Selanjutnya, film ini juga terlalu banyak
menceritakan tentang sosok Harun. Porsi cerita tentang Harun mungkin hampir
sama dengan tokoh utamanya K.H. Hasyim Asy’ari. terkesan Rako kebingungan
mengembangakan cerita mengenai K.H. Hasyim Asy’ari sehingga harus dibantu
dengan adanya cerita mengenai Harun.
Sementara
jika melihat akting dari para pemain, secara keseluruhan cukup memuaskan. Ikranegara
yang berperan sebagai sosok K.H. Hasyim Asy’ari tampil begitu luar biasa. Peran
Kiai yang kharismatik dan bijak mampu ia perankan dengan baik tanpa terlihat kaku
dan dibuat-buat. Mungkin karena faktor usia yang sudah sepuh sehingga membuat
akting Ikrar terlihat begitu natural.
untuk
Christine Hakim, tidak usah diragukan lagi aktingnya. Wanita yang sudah memenangkan
berbagai piala ini tampil begitu memukau lewat perannya sebagai istri sang
Kiai. Meski menurutnya sempat kekurangan bahan mengenai sosok Nyai Kapu, tapi
jelas aktingnya menunjukan hal sebaliknya. Christine begitu menjiwai sosok Ibu
Nyai yang selalu setia mendampingi suaminya dalam suka maupun duka.

• Data yang Diberikan:
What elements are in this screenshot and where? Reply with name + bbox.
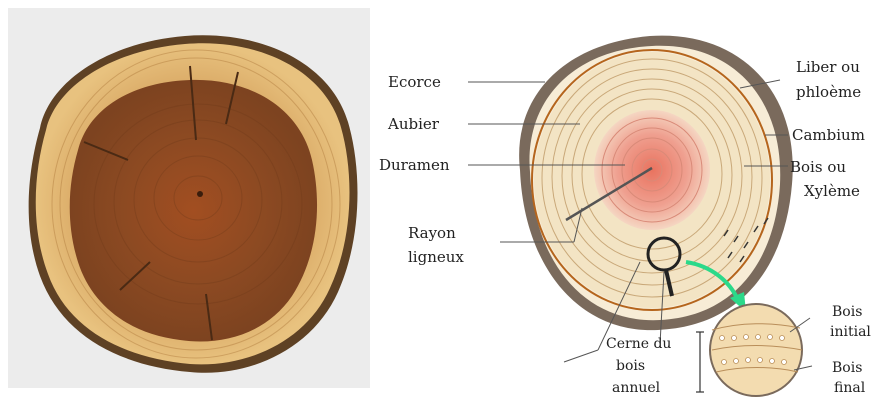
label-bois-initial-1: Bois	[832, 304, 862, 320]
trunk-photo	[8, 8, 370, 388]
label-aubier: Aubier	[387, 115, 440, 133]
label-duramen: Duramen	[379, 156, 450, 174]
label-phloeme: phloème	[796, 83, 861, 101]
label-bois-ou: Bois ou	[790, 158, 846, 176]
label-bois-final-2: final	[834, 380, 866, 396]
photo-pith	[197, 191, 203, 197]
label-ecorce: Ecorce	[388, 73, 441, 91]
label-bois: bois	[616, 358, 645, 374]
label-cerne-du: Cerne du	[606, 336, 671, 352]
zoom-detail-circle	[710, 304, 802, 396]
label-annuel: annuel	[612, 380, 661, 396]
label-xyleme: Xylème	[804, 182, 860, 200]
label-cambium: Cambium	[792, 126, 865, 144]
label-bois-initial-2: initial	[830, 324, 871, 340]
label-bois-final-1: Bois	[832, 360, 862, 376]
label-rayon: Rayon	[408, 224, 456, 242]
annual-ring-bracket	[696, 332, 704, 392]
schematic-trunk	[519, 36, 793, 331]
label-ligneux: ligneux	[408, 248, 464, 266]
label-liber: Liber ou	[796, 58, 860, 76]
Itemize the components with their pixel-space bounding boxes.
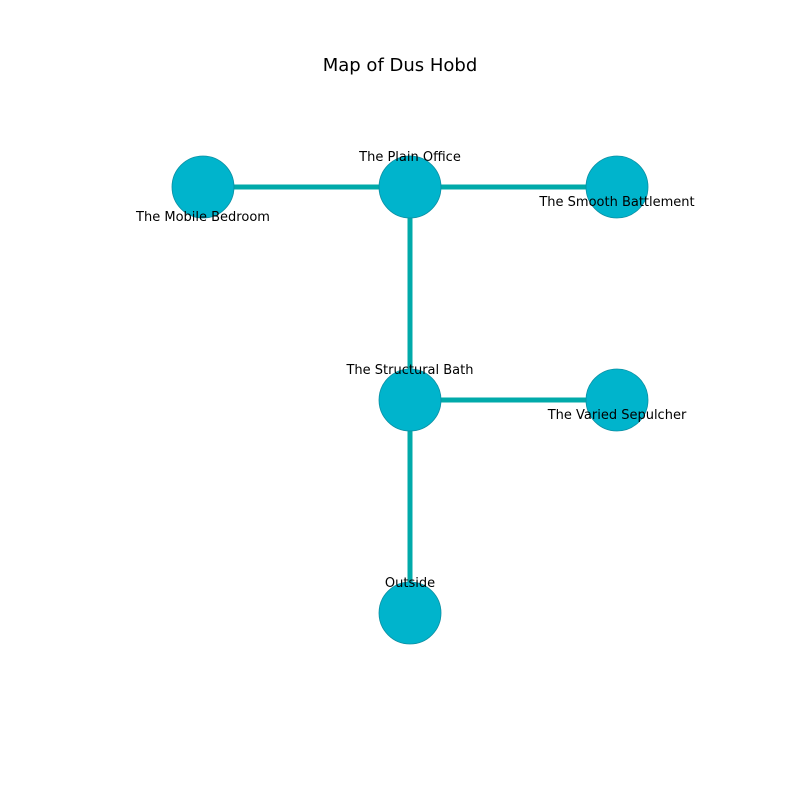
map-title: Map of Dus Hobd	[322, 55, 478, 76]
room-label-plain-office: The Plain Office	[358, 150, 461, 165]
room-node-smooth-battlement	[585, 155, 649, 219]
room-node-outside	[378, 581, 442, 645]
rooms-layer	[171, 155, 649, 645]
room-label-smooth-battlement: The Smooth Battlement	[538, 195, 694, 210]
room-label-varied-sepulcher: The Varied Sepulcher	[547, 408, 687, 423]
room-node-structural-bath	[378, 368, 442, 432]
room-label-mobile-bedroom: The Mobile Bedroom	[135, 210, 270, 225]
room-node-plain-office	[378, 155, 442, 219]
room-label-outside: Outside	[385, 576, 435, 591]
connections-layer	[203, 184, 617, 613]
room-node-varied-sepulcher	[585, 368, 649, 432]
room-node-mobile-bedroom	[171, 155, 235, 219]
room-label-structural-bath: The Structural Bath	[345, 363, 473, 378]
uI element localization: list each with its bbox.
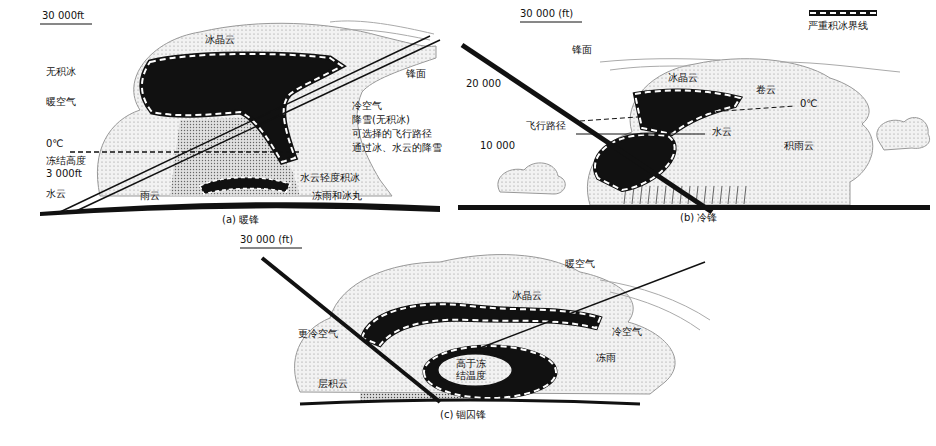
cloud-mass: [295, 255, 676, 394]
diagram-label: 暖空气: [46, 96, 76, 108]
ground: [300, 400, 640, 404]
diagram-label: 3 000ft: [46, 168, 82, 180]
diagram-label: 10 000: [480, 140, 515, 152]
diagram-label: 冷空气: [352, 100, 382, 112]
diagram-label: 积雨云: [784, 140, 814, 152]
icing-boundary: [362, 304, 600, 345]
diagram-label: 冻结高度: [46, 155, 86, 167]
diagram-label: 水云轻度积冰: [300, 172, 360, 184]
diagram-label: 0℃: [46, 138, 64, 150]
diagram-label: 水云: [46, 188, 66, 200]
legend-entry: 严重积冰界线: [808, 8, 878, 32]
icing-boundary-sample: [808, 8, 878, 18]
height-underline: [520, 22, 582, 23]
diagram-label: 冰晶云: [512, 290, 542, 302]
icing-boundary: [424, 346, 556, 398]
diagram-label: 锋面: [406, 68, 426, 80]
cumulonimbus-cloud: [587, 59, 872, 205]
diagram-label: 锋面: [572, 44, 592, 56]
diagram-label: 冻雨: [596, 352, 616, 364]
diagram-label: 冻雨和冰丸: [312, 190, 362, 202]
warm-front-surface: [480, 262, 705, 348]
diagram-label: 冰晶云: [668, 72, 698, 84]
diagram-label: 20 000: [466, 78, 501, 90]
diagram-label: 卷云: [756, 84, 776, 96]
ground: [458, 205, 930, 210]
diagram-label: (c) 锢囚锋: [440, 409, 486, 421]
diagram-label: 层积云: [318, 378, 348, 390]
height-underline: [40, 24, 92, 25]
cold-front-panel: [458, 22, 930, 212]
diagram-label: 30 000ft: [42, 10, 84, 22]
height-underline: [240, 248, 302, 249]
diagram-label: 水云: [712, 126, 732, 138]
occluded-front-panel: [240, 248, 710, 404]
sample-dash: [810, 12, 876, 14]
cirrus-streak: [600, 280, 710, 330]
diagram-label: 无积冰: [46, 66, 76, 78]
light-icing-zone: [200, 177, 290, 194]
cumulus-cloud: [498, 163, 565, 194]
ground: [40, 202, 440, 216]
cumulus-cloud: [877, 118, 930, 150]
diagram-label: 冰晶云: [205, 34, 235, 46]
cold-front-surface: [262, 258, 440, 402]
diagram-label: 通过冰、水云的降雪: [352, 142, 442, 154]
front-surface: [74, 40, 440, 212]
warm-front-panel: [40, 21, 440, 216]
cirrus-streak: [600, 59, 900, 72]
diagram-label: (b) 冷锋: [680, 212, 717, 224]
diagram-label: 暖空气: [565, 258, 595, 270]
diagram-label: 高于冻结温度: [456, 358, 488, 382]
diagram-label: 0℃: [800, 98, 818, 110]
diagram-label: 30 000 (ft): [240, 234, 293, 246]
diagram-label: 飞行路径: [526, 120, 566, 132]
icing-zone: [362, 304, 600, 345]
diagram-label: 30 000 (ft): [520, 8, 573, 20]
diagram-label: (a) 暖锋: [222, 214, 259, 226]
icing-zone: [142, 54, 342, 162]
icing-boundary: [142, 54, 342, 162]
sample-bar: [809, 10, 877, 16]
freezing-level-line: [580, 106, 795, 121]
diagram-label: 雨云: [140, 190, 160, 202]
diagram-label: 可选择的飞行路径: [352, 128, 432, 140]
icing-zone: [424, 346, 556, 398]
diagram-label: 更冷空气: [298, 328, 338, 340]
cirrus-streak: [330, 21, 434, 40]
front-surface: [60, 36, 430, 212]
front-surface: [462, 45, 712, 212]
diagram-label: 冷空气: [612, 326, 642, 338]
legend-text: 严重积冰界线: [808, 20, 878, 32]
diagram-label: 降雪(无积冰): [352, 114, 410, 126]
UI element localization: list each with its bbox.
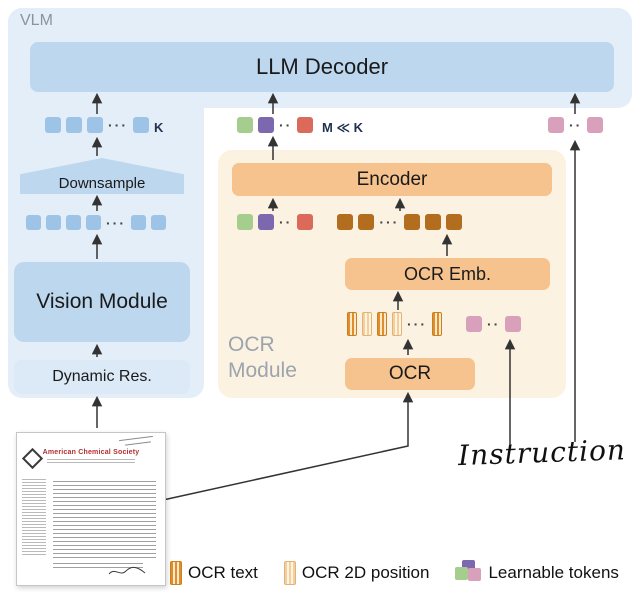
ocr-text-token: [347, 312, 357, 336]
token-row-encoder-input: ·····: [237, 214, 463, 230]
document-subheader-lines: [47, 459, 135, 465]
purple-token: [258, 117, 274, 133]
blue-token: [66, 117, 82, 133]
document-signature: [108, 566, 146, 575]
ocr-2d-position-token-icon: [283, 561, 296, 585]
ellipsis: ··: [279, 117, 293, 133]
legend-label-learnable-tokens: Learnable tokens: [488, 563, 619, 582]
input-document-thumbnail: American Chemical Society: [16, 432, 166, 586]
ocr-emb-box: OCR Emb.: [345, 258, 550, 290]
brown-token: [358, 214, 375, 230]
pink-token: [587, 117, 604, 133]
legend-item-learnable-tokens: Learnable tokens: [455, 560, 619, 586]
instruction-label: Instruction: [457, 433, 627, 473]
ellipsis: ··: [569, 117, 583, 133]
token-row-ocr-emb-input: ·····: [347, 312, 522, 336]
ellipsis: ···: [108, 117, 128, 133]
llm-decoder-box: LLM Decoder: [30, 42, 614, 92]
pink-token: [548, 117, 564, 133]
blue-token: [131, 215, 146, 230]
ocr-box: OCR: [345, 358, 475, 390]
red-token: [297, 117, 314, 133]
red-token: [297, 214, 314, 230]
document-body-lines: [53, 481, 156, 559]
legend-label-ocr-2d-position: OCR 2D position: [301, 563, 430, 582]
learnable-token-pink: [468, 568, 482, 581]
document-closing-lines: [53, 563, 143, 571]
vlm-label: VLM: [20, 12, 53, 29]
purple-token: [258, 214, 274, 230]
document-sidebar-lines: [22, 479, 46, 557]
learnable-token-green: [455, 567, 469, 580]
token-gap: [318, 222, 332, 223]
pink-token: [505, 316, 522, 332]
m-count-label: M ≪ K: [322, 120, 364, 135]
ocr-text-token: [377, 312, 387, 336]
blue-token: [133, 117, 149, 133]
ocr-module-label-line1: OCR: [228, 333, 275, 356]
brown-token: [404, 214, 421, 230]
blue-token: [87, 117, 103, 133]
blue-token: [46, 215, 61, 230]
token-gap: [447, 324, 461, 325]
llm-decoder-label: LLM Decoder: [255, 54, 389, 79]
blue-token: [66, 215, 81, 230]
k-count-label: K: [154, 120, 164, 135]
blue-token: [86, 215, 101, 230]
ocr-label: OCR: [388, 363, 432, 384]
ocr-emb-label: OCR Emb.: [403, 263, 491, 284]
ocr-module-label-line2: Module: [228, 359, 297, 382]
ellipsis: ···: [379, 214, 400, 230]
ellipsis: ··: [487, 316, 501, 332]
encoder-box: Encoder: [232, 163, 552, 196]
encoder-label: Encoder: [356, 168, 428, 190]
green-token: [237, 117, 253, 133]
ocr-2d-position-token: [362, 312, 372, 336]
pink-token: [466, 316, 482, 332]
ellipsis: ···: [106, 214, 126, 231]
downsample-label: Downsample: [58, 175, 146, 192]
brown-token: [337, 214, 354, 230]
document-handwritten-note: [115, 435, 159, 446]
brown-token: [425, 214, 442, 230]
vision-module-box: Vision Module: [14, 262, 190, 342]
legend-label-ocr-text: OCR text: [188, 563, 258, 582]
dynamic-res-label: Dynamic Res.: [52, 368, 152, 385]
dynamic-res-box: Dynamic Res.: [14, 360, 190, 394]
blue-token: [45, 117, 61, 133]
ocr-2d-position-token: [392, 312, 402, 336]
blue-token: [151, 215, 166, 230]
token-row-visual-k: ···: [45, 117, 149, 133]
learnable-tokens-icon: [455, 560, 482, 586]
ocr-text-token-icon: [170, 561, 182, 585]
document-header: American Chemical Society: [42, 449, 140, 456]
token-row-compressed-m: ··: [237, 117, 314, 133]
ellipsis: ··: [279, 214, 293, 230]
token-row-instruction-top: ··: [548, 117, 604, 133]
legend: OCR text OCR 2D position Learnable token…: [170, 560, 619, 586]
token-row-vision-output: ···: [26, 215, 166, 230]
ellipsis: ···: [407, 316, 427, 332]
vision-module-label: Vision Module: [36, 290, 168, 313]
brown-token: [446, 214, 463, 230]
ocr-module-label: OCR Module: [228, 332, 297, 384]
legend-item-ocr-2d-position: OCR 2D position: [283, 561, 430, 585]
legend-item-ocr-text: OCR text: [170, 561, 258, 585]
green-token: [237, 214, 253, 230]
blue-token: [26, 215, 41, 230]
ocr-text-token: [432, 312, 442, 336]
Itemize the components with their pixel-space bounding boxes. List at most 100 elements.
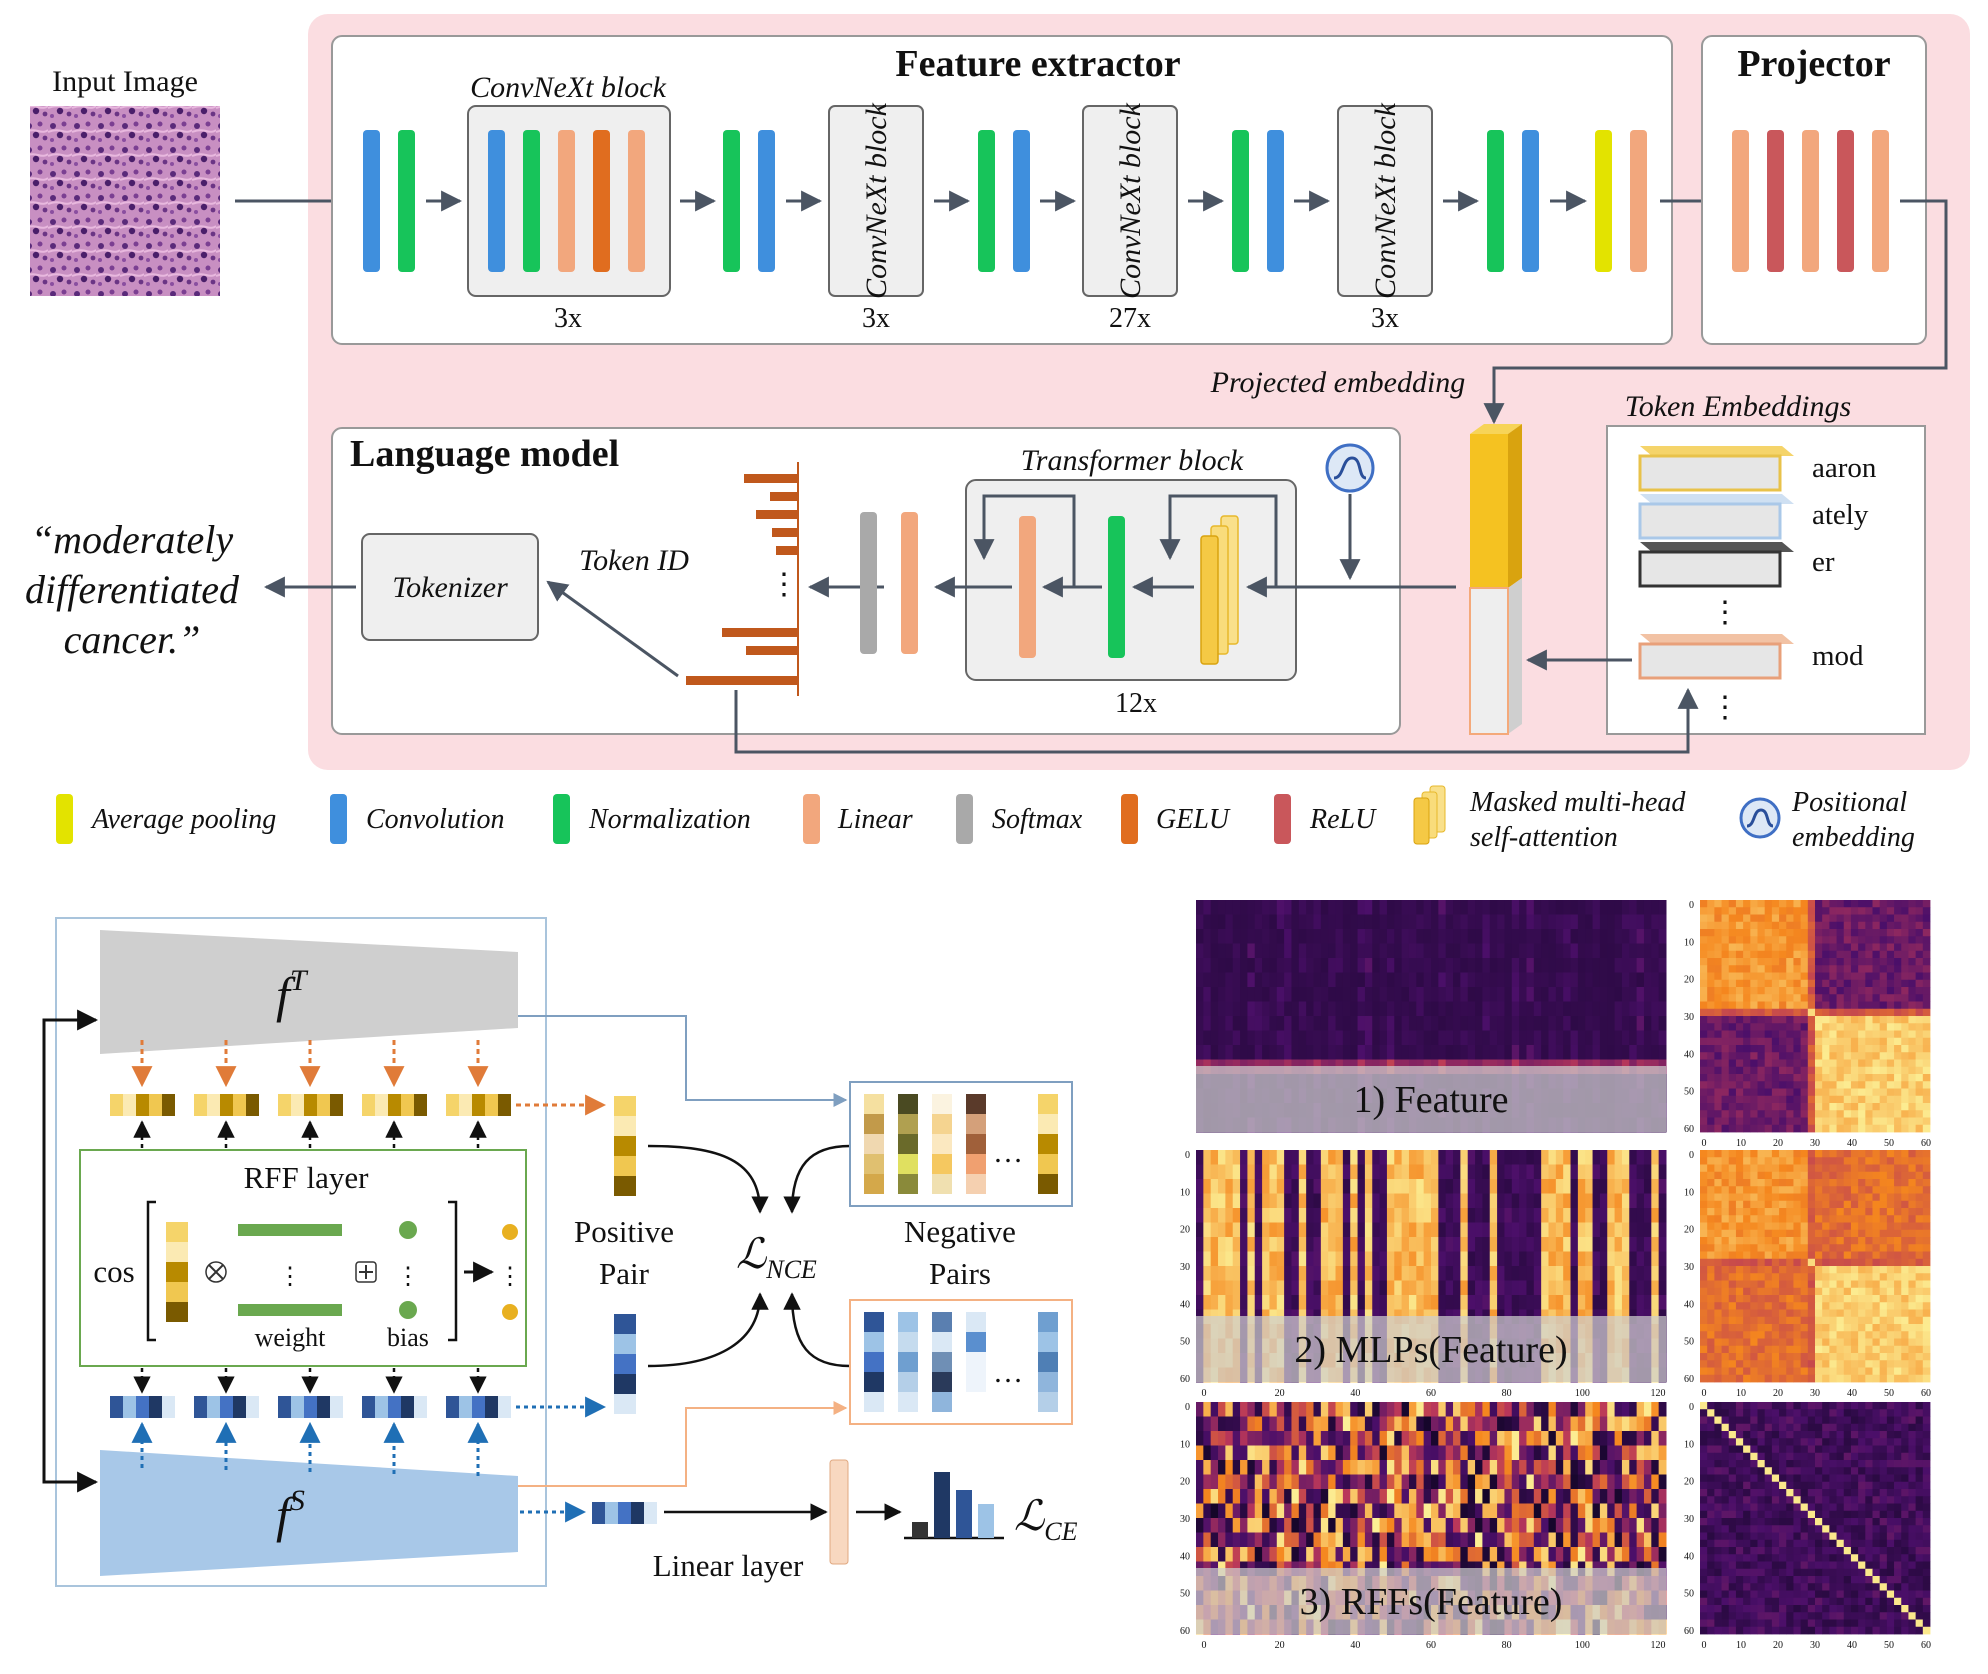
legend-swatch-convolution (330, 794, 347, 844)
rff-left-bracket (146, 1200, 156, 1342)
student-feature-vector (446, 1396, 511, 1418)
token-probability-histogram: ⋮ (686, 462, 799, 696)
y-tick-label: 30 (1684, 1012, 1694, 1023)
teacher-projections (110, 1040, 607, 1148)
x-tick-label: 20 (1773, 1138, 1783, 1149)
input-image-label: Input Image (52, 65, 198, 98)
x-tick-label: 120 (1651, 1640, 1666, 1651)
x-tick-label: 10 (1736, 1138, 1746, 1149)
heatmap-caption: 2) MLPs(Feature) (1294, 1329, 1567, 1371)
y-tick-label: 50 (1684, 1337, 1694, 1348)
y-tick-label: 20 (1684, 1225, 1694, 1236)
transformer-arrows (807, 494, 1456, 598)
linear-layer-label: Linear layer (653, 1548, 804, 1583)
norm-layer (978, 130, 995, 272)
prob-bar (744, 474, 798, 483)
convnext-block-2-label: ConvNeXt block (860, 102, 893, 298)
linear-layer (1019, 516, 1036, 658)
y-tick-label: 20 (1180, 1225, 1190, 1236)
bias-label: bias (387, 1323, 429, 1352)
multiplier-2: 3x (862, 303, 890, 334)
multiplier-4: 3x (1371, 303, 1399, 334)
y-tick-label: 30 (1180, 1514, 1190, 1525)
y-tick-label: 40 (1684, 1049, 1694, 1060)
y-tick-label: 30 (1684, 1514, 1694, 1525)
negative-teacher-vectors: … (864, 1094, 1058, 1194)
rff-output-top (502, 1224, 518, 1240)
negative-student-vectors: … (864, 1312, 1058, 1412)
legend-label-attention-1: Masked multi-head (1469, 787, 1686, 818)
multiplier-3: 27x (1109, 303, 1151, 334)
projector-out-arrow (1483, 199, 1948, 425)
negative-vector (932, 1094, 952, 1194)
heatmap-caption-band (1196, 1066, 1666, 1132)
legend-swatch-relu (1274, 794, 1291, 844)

• Soal yang Dikerjakan:
#1 Menurut kutipan dokumen, siapa pemain yang memerankan K.H. Hasyim Asy’ari?
#2 Tulis ulang baris-baris data mulai dari baris yang memuat "map-title: Map of" hingga baris yang memuat "room-label-structural-bath: The Structural", termasuk kedua baris itu. Ganti "Dus Hobd" dengan "Dus Khovd".
Kutipan dokumen dan baris-baris data merupakan bahan yang terpisah satu sama lain.

• Jawaban Lengkap:
#1 Ikranegara

#2
map-title: Map of Dus Khovd	[322, 55, 478, 76]
room-label-plain-office: The Plain Office	[358, 150, 461, 165]
room-node-smooth-battlement	[585, 155, 649, 219]
room-node-outside	[378, 581, 442, 645]
rooms-layer	[171, 155, 649, 645]
room-label-smooth-battlement: The Smooth Battlement	[538, 195, 694, 210]
room-label-varied-sepulcher: The Varied Sepulcher	[547, 408, 687, 423]
room-node-structural-bath	[378, 368, 442, 432]
room-label-mobile-bedroom: The Mobile Bedroom	[135, 210, 270, 225]
room-node-plain-office	[378, 155, 442, 219]
room-label-outside: Outside	[385, 576, 435, 591]
connections-layer	[203, 184, 617, 613]
room-node-varied-sepulcher	[585, 368, 649, 432]
room-node-mobile-bedroom	[171, 155, 235, 219]
room-label-structural-bath: The Structural Bath	[345, 363, 473, 378]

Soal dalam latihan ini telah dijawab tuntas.